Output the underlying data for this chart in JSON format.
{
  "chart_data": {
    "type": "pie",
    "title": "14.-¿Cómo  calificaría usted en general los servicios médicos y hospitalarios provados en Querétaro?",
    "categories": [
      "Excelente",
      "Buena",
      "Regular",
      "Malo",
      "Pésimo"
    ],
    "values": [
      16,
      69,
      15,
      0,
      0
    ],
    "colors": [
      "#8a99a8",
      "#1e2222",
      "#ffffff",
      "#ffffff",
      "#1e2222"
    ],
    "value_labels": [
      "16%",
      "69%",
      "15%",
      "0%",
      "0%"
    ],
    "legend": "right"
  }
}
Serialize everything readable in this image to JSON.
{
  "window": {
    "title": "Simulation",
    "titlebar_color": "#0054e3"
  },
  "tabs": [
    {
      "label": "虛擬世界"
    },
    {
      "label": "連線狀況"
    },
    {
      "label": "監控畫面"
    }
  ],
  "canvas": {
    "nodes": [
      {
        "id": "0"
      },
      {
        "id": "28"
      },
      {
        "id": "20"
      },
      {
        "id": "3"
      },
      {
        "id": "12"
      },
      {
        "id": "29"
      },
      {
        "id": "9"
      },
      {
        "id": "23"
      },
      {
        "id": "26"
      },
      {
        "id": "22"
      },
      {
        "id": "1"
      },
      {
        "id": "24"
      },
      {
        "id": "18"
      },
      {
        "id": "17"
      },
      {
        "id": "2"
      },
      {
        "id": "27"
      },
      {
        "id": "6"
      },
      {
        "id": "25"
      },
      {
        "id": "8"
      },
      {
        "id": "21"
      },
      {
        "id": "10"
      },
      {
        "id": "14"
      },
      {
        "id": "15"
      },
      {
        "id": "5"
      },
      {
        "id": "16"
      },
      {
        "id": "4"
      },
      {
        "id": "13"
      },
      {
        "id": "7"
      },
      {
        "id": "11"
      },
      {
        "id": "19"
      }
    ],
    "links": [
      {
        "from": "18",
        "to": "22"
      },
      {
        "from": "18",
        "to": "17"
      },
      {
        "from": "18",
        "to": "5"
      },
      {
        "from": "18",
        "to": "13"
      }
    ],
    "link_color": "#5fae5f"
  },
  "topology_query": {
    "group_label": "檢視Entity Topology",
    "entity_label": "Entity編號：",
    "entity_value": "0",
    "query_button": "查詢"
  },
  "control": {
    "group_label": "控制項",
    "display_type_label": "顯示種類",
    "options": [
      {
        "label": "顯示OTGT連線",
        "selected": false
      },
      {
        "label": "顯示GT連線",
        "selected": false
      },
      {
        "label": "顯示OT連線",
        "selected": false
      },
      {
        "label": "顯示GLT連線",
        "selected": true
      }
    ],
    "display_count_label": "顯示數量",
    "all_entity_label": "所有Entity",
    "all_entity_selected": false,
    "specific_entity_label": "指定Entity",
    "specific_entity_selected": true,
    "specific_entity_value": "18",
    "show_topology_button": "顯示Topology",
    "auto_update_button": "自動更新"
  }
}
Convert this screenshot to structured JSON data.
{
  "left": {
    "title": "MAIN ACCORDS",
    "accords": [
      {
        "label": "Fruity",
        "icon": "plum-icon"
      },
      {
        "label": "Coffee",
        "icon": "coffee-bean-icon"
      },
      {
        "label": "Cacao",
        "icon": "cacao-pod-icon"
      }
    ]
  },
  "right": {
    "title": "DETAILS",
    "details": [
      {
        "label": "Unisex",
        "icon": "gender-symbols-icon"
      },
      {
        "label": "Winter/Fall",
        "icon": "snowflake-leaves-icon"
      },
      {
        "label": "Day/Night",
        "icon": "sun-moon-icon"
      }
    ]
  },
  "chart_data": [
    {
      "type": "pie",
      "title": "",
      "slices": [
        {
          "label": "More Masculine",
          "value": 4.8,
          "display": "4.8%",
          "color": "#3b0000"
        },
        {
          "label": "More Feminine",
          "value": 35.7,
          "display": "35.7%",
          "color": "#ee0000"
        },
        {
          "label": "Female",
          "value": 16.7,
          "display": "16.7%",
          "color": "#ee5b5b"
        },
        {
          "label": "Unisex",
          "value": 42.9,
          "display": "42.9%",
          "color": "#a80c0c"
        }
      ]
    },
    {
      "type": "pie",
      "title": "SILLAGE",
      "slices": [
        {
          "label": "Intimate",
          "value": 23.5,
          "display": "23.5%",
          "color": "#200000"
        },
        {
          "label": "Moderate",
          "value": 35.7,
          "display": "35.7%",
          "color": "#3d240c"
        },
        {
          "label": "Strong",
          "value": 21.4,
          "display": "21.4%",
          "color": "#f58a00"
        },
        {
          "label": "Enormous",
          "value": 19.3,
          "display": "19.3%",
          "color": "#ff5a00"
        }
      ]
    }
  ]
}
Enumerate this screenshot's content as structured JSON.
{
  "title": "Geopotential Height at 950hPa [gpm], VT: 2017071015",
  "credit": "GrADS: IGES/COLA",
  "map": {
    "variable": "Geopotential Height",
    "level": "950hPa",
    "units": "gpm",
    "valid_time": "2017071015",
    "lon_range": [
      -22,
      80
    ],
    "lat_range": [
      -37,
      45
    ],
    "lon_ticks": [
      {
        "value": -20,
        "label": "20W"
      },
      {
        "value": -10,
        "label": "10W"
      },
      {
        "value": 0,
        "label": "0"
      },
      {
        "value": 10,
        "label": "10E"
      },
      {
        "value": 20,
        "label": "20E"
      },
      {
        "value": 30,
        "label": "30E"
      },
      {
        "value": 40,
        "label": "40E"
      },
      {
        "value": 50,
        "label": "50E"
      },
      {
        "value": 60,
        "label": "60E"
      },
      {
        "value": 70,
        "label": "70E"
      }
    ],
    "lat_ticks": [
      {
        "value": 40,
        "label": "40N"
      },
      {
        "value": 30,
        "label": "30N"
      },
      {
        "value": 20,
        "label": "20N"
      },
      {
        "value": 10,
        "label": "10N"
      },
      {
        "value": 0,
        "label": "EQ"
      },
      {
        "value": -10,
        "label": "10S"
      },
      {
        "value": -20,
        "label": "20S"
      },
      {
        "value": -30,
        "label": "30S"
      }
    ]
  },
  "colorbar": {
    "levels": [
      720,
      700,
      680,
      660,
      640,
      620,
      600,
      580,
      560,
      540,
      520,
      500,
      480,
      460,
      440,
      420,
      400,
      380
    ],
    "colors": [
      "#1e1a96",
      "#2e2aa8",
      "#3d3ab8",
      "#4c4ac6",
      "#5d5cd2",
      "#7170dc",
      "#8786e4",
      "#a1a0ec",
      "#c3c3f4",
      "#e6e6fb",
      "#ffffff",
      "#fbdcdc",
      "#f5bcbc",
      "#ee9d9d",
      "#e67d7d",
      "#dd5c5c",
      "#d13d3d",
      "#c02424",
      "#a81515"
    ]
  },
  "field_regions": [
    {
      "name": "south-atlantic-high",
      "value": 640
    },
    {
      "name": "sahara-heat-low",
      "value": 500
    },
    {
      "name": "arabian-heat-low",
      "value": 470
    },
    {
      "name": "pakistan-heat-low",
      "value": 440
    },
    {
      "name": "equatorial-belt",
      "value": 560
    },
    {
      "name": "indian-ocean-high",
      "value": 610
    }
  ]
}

------------

Exercise details:
Copy every line of the listing where the word "this" appears.

Written answer:
Output the underlying data for this chart in JSON format.
Serialize everything readable in this image to JSON.
Convert this screenshot to structured JSON data.
Enumerate this screenshot's content as structured JSON.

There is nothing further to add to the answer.